━━━━━ EXERCISE MATERIALS

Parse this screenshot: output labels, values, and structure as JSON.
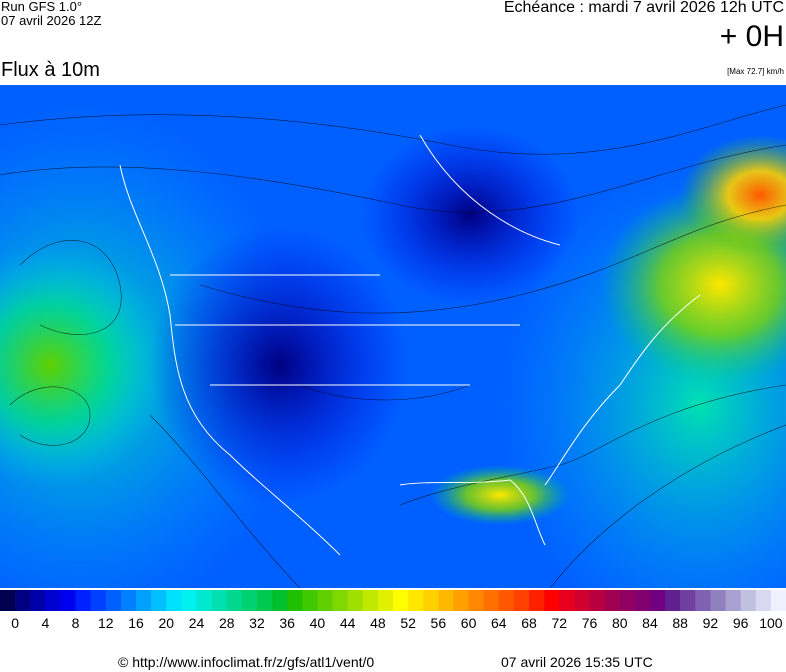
{
  "header": {
    "run": "Run GFS 1.0°",
    "run_date": "07 avril 2026 12Z",
    "forecast": "Echéance : mardi 7 avril 2026 12h UTC",
    "lead": "+ 0H",
    "parameter": "Flux à 10m",
    "max": "[Max 72.7] km/h"
  },
  "colorbar": {
    "ticks": [
      0,
      4,
      8,
      12,
      16,
      20,
      24,
      28,
      32,
      36,
      40,
      44,
      48,
      52,
      56,
      60,
      64,
      68,
      72,
      76,
      80,
      84,
      88,
      92,
      96,
      100
    ],
    "colors": [
      "#000050",
      "#000080",
      "#0000a8",
      "#0000d0",
      "#0000f0",
      "#0020ff",
      "#0040ff",
      "#0060ff",
      "#0080ff",
      "#00a0ff",
      "#00c0ff",
      "#00e0ff",
      "#00f0f0",
      "#00e8d0",
      "#00e0b0",
      "#00d890",
      "#00d070",
      "#00c850",
      "#00c030",
      "#20c000",
      "#40c800",
      "#60d000",
      "#80d800",
      "#a0e000",
      "#c0e800",
      "#e0f000",
      "#ffff00",
      "#ffe800",
      "#ffd000",
      "#ffb800",
      "#ffa000",
      "#ff8800",
      "#ff7000",
      "#ff5800",
      "#ff4000",
      "#ff2000",
      "#ff0000",
      "#e80020",
      "#d00030",
      "#b80040",
      "#a00050",
      "#900060",
      "#800070",
      "#700080",
      "#602090",
      "#7040a0",
      "#8060b0",
      "#9080c0",
      "#a8a0d0",
      "#c0c0e0",
      "#d8d8f0",
      "#f0f0ff"
    ]
  },
  "footer": {
    "source": "© http://www.infoclimat.fr/z/gfs/atl1/vent/0",
    "generated": "07 avril 2026 15:35 UTC"
  }
}
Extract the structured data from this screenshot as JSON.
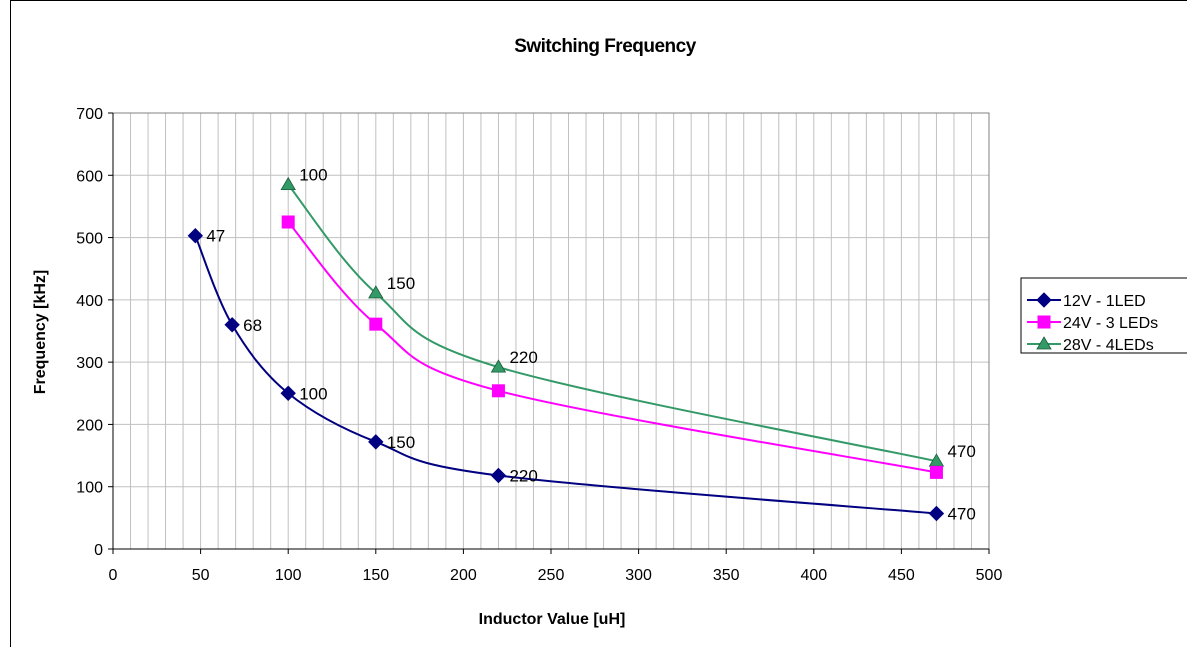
{
  "chart_data": {
    "type": "line",
    "title": "Switching Frequency",
    "xlabel": "Inductor Value [uH]",
    "ylabel": "Frequency [kHz]",
    "xlim": [
      0,
      500
    ],
    "ylim": [
      0,
      700
    ],
    "xticks": [
      0,
      50,
      100,
      150,
      200,
      250,
      300,
      350,
      400,
      450,
      500
    ],
    "yticks": [
      0,
      100,
      200,
      300,
      400,
      500,
      600,
      700
    ],
    "grid": true,
    "legend_position": "right",
    "series": [
      {
        "name": "12V - 1LED",
        "color": "#000080",
        "marker": "diamond",
        "x": [
          47,
          68,
          100,
          150,
          220,
          470
        ],
        "y": [
          503,
          360,
          250,
          172,
          118,
          57
        ],
        "labels": [
          "47",
          "68",
          "100",
          "150",
          "220",
          "470"
        ]
      },
      {
        "name": "24V - 3 LEDs",
        "color": "#ff00ff",
        "marker": "square",
        "x": [
          100,
          150,
          220,
          470
        ],
        "y": [
          525,
          361,
          254,
          123
        ],
        "labels": []
      },
      {
        "name": "28V - 4LEDs",
        "color": "#339966",
        "marker": "triangle",
        "x": [
          100,
          150,
          220,
          470
        ],
        "y": [
          585,
          411,
          292,
          141
        ],
        "labels": [
          "100",
          "150",
          "220",
          "470"
        ]
      }
    ]
  }
}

━━━━━━━━━━

EXERCISE DESCRIPTION:
Return the full material word for word. Do not include the pictures.

FULL RESPONSE:
Parse this screenshot: output labels, values, and structure as JSON.
{
  "header": {
    "run": "Run GFS 1.0°",
    "run_date": "07 avril 2026 12Z",
    "forecast": "Echéance : mardi 7 avril 2026 12h UTC",
    "lead": "+ 0H",
    "parameter": "Flux à 10m",
    "max": "[Max 72.7] km/h"
  },
  "colorbar": {
    "ticks": [
      0,
      4,
      8,
      12,
      16,
      20,
      24,
      28,
      32,
      36,
      40,
      44,
      48,
      52,
      56,
      60,
      64,
      68,
      72,
      76,
      80,
      84,
      88,
      92,
      96,
      100
    ],
    "colors": [
      "#000050",
      "#000080",
      "#0000a8",
      "#0000d0",
      "#0000f0",
      "#0020ff",
      "#0040ff",
      "#0060ff",
      "#0080ff",
      "#00a0ff",
      "#00c0ff",
      "#00e0ff",
      "#00f0f0",
      "#00e8d0",
      "#00e0b0",
      "#00d890",
      "#00d070",
      "#00c850",
      "#00c030",
      "#20c000",
      "#40c800",
      "#60d000",
      "#80d800",
      "#a0e000",
      "#c0e800",
      "#e0f000",
      "#ffff00",
      "#ffe800",
      "#ffd000",
      "#ffb800",
      "#ffa000",
      "#ff8800",
      "#ff7000",
      "#ff5800",
      "#ff4000",
      "#ff2000",
      "#ff0000",
      "#e80020",
      "#d00030",
      "#b80040",
      "#a00050",
      "#900060",
      "#800070",
      "#700080",
      "#602090",
      "#7040a0",
      "#8060b0",
      "#9080c0",
      "#a8a0d0",
      "#c0c0e0",
      "#d8d8f0",
      "#f0f0ff"
    ]
  },
  "footer": {
    "source": "© http://www.infoclimat.fr/z/gfs/atl1/vent/0",
    "generated": "07 avril 2026 15:35 UTC"
  }
}
Extract the structured data from this screenshot as JSON.
{
  "chart_data": {
    "type": "line",
    "title": "Switching Frequency",
    "xlabel": "Inductor Value [uH]",
    "ylabel": "Frequency [kHz]",
    "xlim": [
      0,
      500
    ],
    "ylim": [
      0,
      700
    ],
    "xticks": [
      0,
      50,
      100,
      150,
      200,
      250,
      300,
      350,
      400,
      450,
      500
    ],
    "yticks": [
      0,
      100,
      200,
      300,
      400,
      500,
      600,
      700
    ],
    "grid": true,
    "legend_position": "right",
    "series": [
      {
        "name": "12V - 1LED",
        "color": "#000080",
        "marker": "diamond",
        "x": [
          47,
          68,
          100,
          150,
          220,
          470
        ],
        "y": [
          503,
          360,
          250,
          172,
          118,
          57
        ],
        "labels": [
          "47",
          "68",
          "100",
          "150",
          "220",
          "470"
        ]
      },
      {
        "name": "24V - 3 LEDs",
        "color": "#ff00ff",
        "marker": "square",
        "x": [
          100,
          150,
          220,
          470
        ],
        "y": [
          525,
          361,
          254,
          123
        ],
        "labels": []
      },
      {
        "name": "28V - 4LEDs",
        "color": "#339966",
        "marker": "triangle",
        "x": [
          100,
          150,
          220,
          470
        ],
        "y": [
          585,
          411,
          292,
          141
        ],
        "labels": [
          "100",
          "150",
          "220",
          "470"
        ]
      }
    ]
  }
}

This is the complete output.